Reproduce these lines character for character, with nothing changed.

-- START Supplied data --

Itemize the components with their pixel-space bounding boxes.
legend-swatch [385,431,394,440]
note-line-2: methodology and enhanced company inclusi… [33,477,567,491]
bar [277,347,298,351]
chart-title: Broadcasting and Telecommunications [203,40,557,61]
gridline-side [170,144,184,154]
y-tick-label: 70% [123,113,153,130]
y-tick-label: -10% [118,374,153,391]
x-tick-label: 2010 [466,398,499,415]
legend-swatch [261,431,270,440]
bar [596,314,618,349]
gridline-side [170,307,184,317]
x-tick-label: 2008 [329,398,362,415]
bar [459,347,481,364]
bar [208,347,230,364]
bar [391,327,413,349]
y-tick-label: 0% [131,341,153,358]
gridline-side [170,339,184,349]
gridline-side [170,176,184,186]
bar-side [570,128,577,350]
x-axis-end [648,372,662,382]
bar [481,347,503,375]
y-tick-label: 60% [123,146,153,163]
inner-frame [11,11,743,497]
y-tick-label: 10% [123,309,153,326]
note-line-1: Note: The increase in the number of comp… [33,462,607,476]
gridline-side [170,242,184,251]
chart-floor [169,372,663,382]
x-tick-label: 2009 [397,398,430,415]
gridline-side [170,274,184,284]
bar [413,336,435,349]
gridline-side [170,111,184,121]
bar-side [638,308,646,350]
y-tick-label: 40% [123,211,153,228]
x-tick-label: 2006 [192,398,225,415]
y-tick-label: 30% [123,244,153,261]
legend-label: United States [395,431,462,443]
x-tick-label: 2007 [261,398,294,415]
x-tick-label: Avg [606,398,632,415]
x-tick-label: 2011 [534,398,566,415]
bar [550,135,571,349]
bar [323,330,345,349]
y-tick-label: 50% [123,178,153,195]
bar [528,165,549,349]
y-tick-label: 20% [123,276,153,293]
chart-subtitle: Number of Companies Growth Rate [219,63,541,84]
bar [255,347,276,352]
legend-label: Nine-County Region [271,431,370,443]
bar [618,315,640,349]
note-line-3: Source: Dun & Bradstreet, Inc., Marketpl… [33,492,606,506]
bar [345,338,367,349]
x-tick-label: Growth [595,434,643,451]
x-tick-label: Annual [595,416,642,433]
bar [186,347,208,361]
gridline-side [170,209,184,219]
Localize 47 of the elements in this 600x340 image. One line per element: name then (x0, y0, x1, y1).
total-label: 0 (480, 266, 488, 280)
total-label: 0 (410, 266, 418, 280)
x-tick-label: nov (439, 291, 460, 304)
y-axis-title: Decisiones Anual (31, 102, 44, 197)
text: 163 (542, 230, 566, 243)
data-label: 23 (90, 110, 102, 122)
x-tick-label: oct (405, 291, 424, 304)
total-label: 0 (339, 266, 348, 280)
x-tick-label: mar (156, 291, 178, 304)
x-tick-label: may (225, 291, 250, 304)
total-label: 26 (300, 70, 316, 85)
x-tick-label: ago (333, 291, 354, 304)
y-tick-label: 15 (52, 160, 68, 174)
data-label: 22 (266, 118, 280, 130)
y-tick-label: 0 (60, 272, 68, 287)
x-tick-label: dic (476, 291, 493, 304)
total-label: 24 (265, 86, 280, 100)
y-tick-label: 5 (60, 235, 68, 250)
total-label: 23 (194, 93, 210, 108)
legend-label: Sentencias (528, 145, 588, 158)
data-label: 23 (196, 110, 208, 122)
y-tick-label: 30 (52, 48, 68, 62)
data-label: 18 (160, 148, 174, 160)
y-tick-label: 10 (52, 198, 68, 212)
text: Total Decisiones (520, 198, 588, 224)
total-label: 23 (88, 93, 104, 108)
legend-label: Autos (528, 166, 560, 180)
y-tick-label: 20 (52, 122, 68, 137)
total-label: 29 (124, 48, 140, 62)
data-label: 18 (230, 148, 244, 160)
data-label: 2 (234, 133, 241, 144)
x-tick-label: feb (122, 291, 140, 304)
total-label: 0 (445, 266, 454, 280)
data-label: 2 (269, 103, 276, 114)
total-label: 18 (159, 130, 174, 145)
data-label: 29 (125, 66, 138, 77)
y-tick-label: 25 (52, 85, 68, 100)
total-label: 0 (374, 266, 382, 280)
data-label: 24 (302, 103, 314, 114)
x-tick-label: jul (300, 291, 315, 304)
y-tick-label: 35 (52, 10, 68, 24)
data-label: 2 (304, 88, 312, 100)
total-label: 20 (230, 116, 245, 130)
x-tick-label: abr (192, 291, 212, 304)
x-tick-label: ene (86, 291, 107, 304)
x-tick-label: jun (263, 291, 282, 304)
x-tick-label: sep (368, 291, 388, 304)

-- END Supplied data --

Solution:
Itemize the components with their pixel-space bounding boxes.
legend-swatch [385,431,394,440]
note-line-2: methodology and enhanced company inclusi… [33,477,567,491]
bar [277,347,298,351]
chart-title: Broadcasting and Telecommunications [203,40,557,61]
gridline-side [170,144,184,154]
y-tick-label: 70% [123,113,153,130]
y-tick-label: -10% [118,374,153,391]
x-tick-label: 2010 [466,398,499,415]
legend-swatch [261,431,270,440]
bar [596,314,618,349]
gridline-side [170,307,184,317]
x-tick-label: 2008 [329,398,362,415]
bar [459,347,481,364]
bar [208,347,230,364]
bar [391,327,413,349]
y-tick-label: 0% [131,341,153,358]
gridline-side [170,339,184,349]
gridline-side [170,176,184,186]
bar-side [570,128,577,350]
x-axis-end [648,372,662,382]
bar [481,347,503,375]
y-tick-label: 60% [123,146,153,163]
inner-frame [11,11,743,497]
y-tick-label: 10% [123,309,153,326]
note-line-1: Note: The increase in the number of comp… [33,462,607,476]
gridline-side [170,242,184,251]
chart-floor [169,372,663,382]
x-tick-label: 2009 [397,398,430,415]
gridline-side [170,274,184,284]
bar [413,336,435,349]
gridline-side [170,111,184,121]
bar-side [638,308,646,350]
y-tick-label: 40% [123,211,153,228]
x-tick-label: 2006 [192,398,225,415]
y-tick-label: 30% [123,244,153,261]
legend-label: United States [395,431,462,443]
x-tick-label: 2007 [261,398,294,415]
x-tick-label: Avg [606,398,632,415]
x-tick-label: 2011 [534,398,566,415]
bar [550,135,571,349]
bar [323,330,345,349]
y-tick-label: 50% [123,178,153,195]
bar [528,165,549,349]
y-tick-label: 20% [123,276,153,293]
chart-subtitle: Number of Companies Growth Rate [219,63,541,84]
bar [255,347,276,352]
legend-label: Nine-County Region [271,431,370,443]
bar [618,315,640,349]
note-line-3: Source: Dun & Bradstreet, Inc., Marketpl… [33,492,606,506]
bar [345,338,367,349]
x-tick-label: Growth [595,434,643,451]
x-tick-label: Annual [595,416,642,433]
bar [186,347,208,361]
gridline-side [170,209,184,219]
Localize 47 of the elements in this 600x340 image. One line per element: name then (x0, y0, x1, y1).
total-label: 0 (480, 266, 488, 280)
total-label: 0 (410, 266, 418, 280)
x-tick-label: nov (439, 291, 460, 304)
y-axis-title: Decisiones Anual (31, 102, 44, 197)
text: 163 (542, 230, 566, 243)
data-label: 23 (90, 110, 102, 122)
x-tick-label: oct (405, 291, 424, 304)
total-label: 0 (339, 266, 348, 280)
x-tick-label: mar (156, 291, 178, 304)
x-tick-label: may (225, 291, 250, 304)
total-label: 26 (300, 70, 316, 85)
x-tick-label: ago (333, 291, 354, 304)
y-tick-label: 15 (52, 160, 68, 174)
data-label: 22 (266, 118, 280, 130)
y-tick-label: 0 (60, 272, 68, 287)
x-tick-label: dic (476, 291, 493, 304)
total-label: 24 (265, 86, 280, 100)
y-tick-label: 5 (60, 235, 68, 250)
total-label: 23 (194, 93, 210, 108)
legend-label: Sentencias (528, 145, 588, 158)
data-label: 23 (196, 110, 208, 122)
y-tick-label: 30 (52, 48, 68, 62)
data-label: 18 (160, 148, 174, 160)
y-tick-label: 10 (52, 198, 68, 212)
text: Total Decisiones (520, 198, 588, 224)
total-label: 23 (88, 93, 104, 108)
legend-label: Autos (528, 166, 560, 180)
y-tick-label: 20 (52, 122, 68, 137)
total-label: 29 (124, 48, 140, 62)
data-label: 18 (230, 148, 244, 160)
data-label: 2 (234, 133, 241, 144)
x-tick-label: feb (122, 291, 140, 304)
total-label: 0 (445, 266, 454, 280)
data-label: 2 (269, 103, 276, 114)
total-label: 18 (159, 130, 174, 145)
data-label: 29 (125, 66, 138, 77)
y-tick-label: 25 (52, 85, 68, 100)
total-label: 0 (374, 266, 382, 280)
data-label: 24 (302, 103, 314, 114)
x-tick-label: jul (300, 291, 315, 304)
y-tick-label: 35 (52, 10, 68, 24)
data-label: 2 (304, 88, 312, 100)
total-label: 20 (230, 116, 245, 130)
x-tick-label: abr (192, 291, 212, 304)
x-tick-label: ene (86, 291, 107, 304)
x-tick-label: jun (263, 291, 282, 304)
x-tick-label: sep (368, 291, 388, 304)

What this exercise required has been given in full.